>>
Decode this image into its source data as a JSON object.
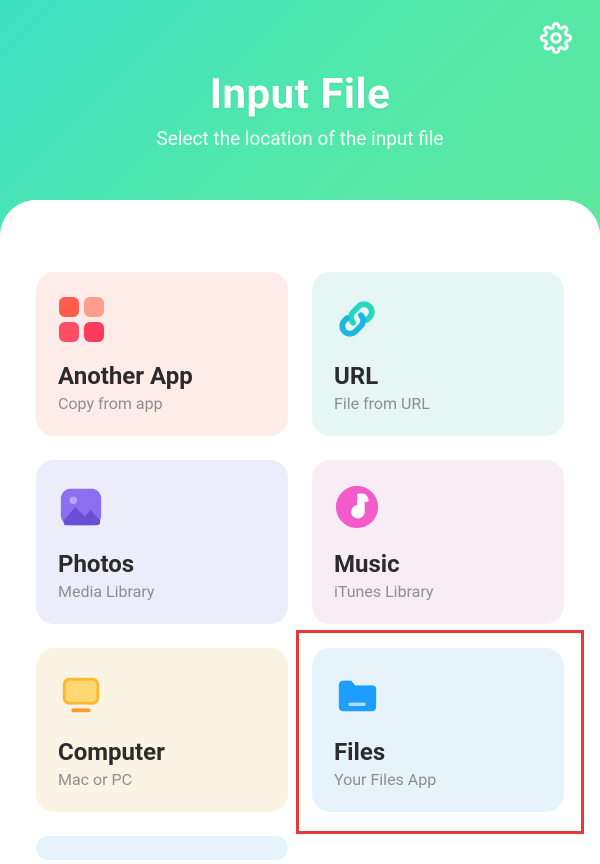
{
  "header": {
    "title": "Input File",
    "subtitle": "Select the location of the input file"
  },
  "cards": [
    {
      "title": "Another App",
      "subtitle": "Copy from app"
    },
    {
      "title": "URL",
      "subtitle": "File from URL"
    },
    {
      "title": "Photos",
      "subtitle": "Media Library"
    },
    {
      "title": "Music",
      "subtitle": "iTunes Library"
    },
    {
      "title": "Computer",
      "subtitle": "Mac or PC"
    },
    {
      "title": "Files",
      "subtitle": "Your Files App"
    }
  ]
}
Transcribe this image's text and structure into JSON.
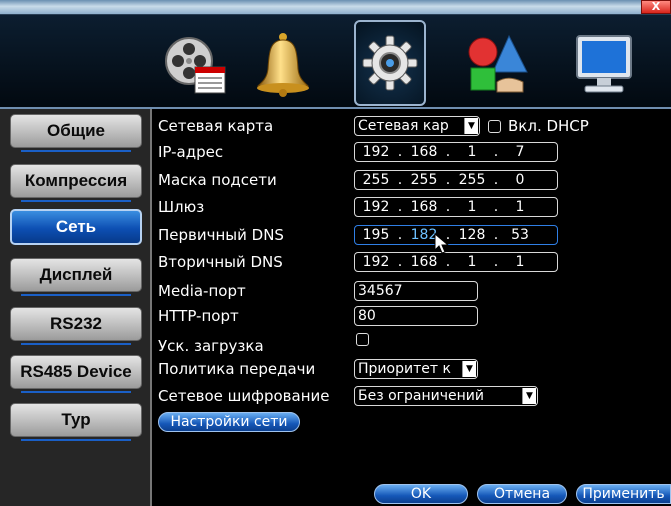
<<
_The problem_
Repeat the records above exactly, leaving out any pictures they contain.

_Task output_
Decode this image into its source data as a JSON object.
{
  "header": {
    "title": "Input File",
    "subtitle": "Select the location of the input file"
  },
  "cards": [
    {
      "title": "Another App",
      "subtitle": "Copy from app"
    },
    {
      "title": "URL",
      "subtitle": "File from URL"
    },
    {
      "title": "Photos",
      "subtitle": "Media Library"
    },
    {
      "title": "Music",
      "subtitle": "iTunes Library"
    },
    {
      "title": "Computer",
      "subtitle": "Mac or PC"
    },
    {
      "title": "Files",
      "subtitle": "Your Files App"
    }
  ]
}
Transcribe this image's text and structure into JSON.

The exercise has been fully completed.